──────── Exercise input

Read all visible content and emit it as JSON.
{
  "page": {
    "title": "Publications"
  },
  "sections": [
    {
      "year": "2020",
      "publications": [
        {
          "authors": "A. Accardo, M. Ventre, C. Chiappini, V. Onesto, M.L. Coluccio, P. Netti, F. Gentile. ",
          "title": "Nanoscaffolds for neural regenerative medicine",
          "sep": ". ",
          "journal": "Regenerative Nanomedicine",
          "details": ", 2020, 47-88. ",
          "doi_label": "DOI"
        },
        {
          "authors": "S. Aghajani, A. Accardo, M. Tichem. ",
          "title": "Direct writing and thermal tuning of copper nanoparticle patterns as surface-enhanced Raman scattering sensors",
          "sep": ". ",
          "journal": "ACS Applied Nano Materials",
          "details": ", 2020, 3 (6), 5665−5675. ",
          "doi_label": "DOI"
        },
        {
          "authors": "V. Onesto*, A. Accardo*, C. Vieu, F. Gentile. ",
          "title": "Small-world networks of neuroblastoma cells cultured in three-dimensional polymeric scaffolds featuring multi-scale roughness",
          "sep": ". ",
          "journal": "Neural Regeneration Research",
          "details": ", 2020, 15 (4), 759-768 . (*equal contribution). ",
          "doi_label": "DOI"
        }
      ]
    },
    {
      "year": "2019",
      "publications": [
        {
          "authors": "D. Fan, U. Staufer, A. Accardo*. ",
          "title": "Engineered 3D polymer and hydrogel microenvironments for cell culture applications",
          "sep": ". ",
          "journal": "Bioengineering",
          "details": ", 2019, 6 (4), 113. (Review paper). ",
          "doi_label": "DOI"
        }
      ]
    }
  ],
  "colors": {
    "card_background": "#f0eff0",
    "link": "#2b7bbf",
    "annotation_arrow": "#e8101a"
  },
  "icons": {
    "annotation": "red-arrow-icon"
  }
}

────────────────

Exercise objective: Going through the entries above, tally each line that has the word "details". Answer with the number only.

Finished exercise: 4